=== SOURCE MATERIAL ===
.....
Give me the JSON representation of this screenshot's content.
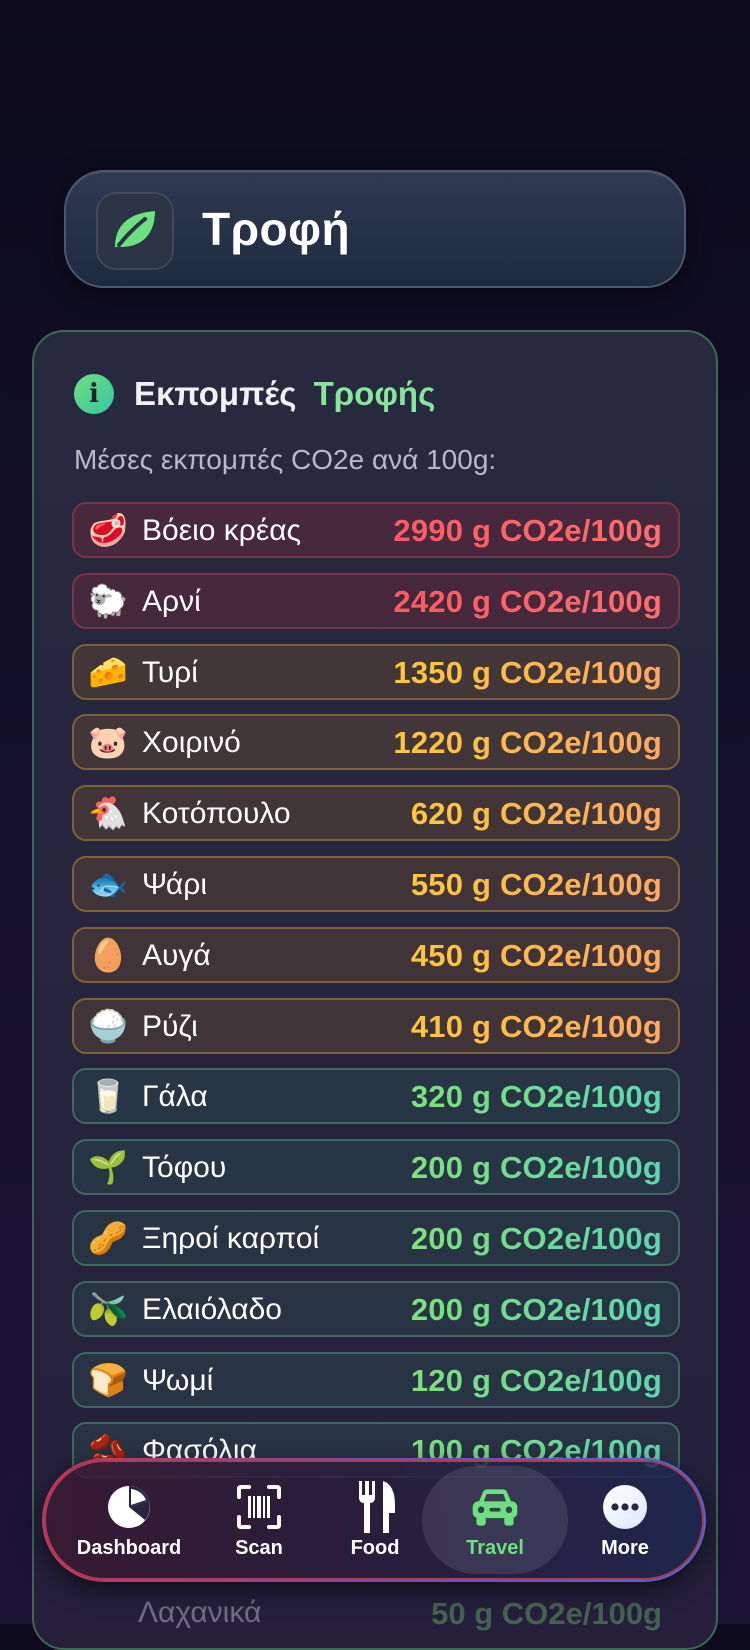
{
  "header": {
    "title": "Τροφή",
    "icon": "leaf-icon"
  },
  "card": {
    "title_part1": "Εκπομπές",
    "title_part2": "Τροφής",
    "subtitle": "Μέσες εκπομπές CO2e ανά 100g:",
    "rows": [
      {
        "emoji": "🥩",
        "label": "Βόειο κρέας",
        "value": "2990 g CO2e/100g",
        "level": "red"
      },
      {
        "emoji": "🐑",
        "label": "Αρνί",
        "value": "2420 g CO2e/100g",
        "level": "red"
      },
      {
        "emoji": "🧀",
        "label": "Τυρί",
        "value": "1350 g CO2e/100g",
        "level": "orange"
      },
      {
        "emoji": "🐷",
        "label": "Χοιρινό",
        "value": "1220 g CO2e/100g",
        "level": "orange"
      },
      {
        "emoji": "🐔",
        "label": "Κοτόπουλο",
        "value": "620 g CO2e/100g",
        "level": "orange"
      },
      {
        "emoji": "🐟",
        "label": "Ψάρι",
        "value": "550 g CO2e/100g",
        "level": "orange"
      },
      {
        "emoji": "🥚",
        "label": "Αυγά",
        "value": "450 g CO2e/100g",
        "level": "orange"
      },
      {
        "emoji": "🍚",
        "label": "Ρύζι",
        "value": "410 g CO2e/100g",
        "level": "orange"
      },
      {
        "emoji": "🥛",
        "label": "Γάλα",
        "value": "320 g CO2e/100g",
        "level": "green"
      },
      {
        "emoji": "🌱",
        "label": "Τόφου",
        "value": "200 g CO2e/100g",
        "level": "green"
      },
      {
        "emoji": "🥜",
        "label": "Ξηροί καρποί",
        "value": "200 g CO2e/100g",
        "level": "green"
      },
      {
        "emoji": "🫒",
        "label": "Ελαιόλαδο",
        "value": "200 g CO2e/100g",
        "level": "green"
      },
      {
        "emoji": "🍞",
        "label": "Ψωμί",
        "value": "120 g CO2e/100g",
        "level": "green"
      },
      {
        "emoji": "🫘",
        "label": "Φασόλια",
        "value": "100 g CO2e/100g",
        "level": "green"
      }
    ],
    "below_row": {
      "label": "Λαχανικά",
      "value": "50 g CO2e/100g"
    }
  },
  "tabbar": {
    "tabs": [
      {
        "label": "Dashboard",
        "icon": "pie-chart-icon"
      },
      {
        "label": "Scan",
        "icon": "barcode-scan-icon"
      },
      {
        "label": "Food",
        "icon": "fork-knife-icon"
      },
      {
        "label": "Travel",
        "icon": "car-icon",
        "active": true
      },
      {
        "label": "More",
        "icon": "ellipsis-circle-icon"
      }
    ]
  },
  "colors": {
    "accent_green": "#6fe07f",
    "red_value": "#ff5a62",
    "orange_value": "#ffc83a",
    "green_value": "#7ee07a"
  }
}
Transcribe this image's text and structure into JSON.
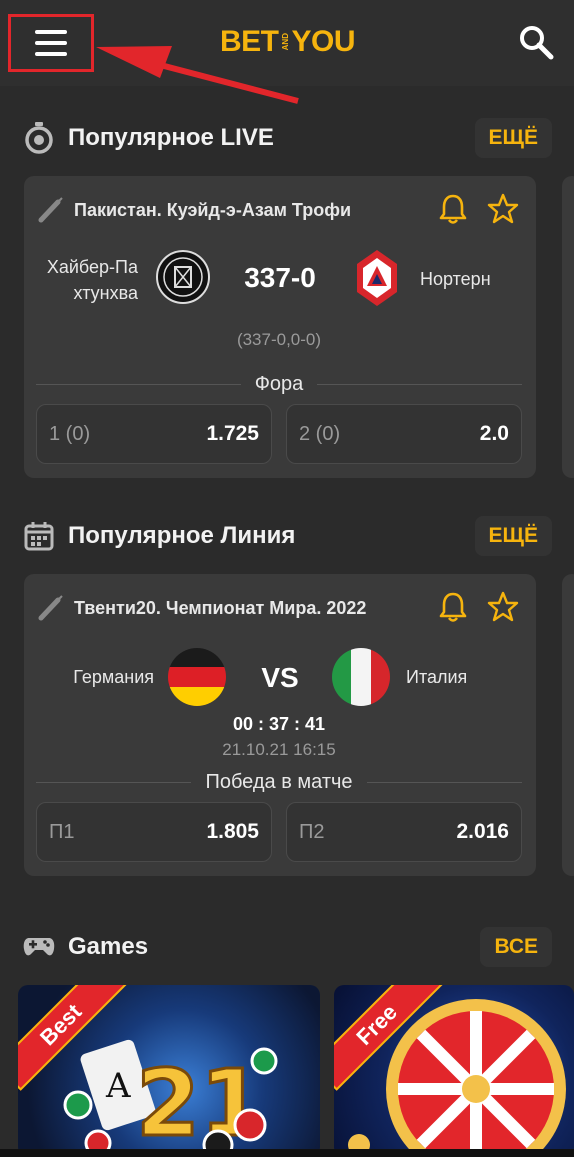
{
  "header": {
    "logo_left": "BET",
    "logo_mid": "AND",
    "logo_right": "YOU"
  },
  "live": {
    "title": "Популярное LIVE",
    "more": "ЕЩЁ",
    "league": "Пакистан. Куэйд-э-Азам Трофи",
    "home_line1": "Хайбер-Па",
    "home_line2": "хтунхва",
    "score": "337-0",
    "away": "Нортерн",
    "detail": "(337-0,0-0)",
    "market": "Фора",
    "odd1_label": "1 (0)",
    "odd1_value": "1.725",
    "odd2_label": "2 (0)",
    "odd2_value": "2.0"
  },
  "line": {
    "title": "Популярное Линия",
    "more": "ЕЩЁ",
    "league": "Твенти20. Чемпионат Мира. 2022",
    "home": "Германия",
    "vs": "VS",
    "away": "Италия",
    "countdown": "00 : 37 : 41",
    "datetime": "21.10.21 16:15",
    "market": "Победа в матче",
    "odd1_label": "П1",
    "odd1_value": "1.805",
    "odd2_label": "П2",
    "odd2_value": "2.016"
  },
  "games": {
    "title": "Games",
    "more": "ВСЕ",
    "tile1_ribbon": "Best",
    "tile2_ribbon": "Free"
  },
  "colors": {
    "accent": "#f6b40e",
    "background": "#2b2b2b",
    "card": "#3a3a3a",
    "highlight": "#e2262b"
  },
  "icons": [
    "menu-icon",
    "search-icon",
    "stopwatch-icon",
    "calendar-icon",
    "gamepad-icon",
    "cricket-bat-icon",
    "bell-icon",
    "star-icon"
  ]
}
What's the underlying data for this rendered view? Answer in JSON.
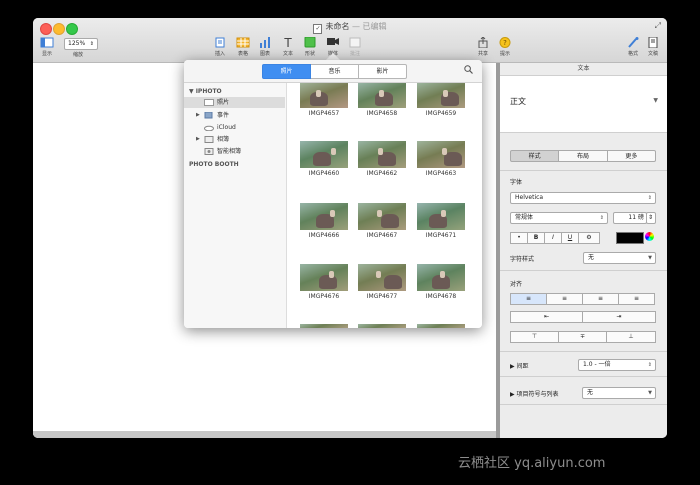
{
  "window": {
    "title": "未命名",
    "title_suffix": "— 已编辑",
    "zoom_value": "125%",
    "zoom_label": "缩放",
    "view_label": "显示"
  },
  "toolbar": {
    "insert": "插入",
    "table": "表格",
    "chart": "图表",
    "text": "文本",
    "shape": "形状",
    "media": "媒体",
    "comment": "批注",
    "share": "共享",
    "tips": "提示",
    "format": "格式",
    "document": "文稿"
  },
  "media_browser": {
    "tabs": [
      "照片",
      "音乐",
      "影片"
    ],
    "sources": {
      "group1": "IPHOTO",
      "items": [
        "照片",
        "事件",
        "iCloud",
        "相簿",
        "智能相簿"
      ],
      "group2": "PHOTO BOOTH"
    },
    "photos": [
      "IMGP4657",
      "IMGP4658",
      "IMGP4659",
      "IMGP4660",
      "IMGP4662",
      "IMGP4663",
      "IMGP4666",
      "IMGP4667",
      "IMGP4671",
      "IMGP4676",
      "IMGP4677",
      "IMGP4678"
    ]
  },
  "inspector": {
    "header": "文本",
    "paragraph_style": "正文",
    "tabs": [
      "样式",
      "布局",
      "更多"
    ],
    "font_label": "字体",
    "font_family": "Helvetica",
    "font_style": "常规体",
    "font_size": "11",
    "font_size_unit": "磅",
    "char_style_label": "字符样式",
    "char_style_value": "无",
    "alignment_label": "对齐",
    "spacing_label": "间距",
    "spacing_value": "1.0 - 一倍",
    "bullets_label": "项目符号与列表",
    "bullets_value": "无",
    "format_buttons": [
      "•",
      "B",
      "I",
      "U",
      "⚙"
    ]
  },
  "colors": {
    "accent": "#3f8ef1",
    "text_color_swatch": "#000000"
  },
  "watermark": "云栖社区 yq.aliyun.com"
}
.....
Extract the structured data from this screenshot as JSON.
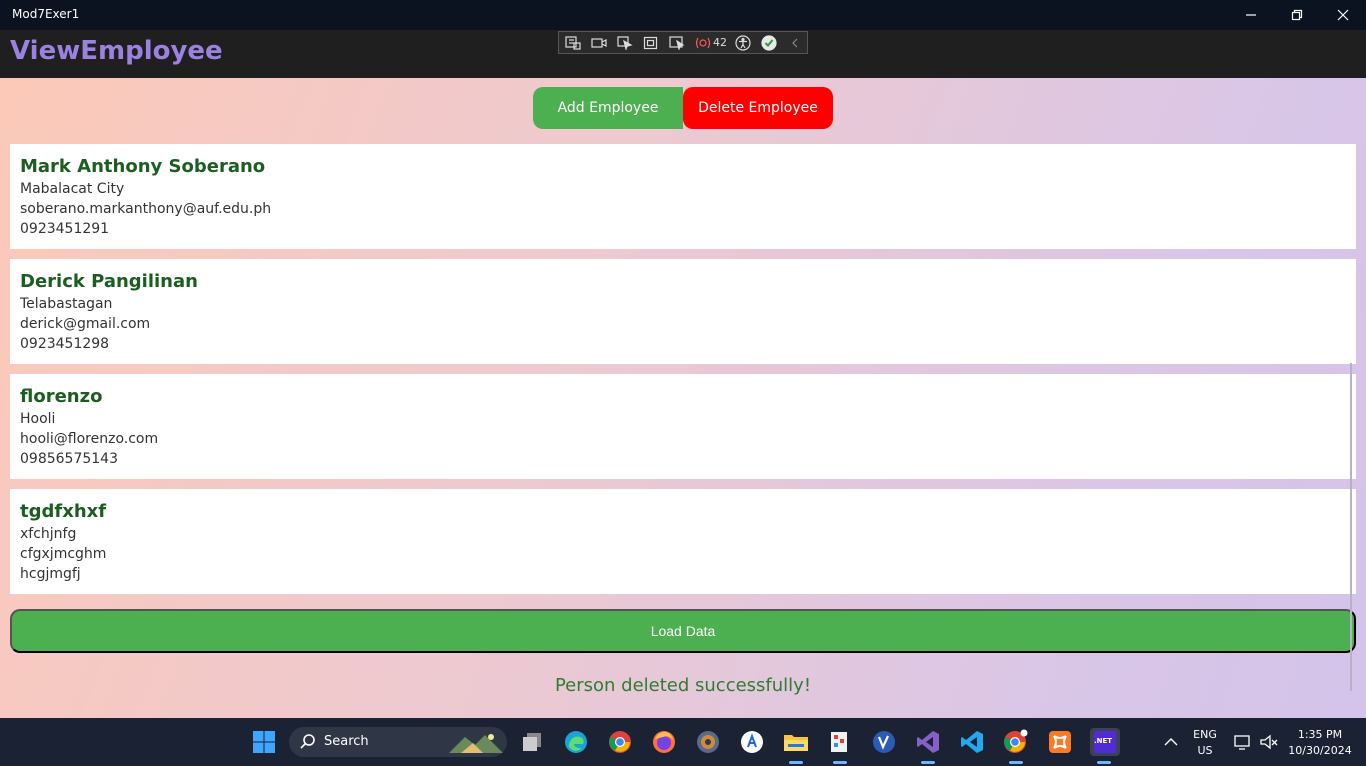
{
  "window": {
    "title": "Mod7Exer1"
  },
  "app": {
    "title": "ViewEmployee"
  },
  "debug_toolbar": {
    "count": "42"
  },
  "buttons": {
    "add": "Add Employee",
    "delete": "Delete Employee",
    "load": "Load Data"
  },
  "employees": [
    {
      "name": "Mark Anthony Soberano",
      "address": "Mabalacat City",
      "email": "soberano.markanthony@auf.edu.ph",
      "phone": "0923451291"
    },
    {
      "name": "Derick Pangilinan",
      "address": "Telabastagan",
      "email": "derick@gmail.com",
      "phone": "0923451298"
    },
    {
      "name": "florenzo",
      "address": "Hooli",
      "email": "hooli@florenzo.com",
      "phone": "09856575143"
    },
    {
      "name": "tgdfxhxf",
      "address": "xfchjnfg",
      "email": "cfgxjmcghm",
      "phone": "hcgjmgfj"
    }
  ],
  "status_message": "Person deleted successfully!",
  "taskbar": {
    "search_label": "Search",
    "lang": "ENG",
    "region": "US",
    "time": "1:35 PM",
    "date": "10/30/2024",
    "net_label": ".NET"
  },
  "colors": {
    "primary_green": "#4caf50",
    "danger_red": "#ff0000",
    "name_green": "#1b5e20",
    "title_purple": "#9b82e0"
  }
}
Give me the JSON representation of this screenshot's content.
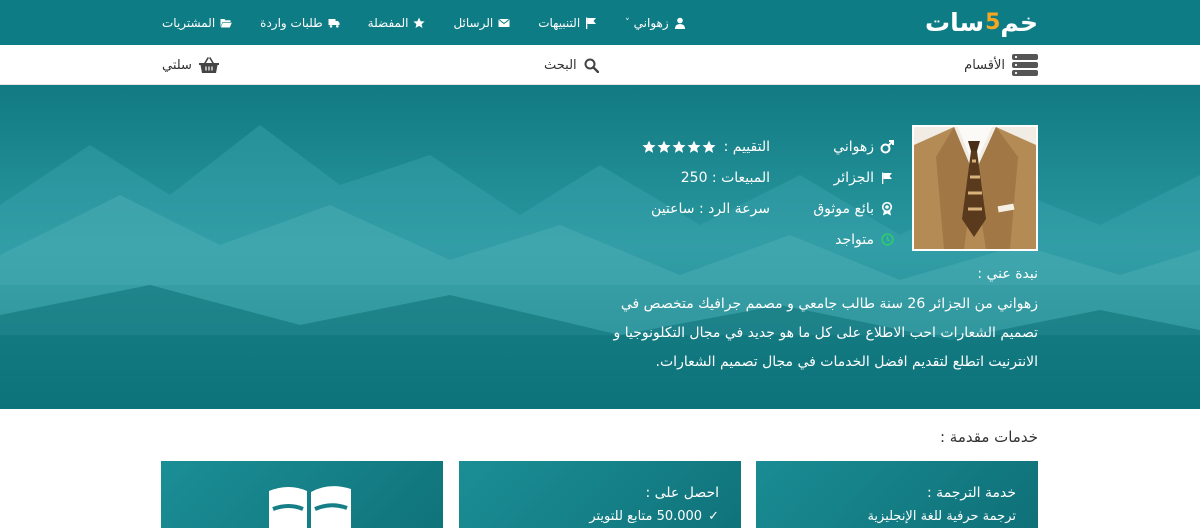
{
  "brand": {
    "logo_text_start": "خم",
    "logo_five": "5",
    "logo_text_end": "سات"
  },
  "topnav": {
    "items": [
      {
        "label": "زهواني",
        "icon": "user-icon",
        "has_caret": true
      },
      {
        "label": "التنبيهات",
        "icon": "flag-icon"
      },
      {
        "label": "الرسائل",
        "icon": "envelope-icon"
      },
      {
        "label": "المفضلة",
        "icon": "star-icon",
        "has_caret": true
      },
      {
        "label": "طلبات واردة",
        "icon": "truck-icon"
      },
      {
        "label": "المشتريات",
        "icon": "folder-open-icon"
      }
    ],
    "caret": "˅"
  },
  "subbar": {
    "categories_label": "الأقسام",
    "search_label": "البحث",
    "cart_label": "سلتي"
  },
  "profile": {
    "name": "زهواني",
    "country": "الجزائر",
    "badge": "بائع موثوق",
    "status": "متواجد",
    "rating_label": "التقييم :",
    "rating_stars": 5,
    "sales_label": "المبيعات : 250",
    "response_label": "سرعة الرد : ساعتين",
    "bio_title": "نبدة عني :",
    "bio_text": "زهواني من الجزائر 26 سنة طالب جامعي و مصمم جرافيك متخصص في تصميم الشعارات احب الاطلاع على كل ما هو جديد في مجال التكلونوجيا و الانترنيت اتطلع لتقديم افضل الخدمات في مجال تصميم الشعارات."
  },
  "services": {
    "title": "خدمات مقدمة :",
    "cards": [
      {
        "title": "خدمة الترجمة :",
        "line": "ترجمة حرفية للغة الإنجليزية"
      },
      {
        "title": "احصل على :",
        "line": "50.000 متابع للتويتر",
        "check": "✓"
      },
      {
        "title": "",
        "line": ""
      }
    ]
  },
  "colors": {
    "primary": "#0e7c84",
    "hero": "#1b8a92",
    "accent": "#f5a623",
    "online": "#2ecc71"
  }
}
.....
=== AIM OF THE TASK ===
Extract every line that has the string "florenzo" in it.

=== OUTPUT FOR THIS TASK ===
      "name": "florenzo",
      "email": "hooli@florenzo.com",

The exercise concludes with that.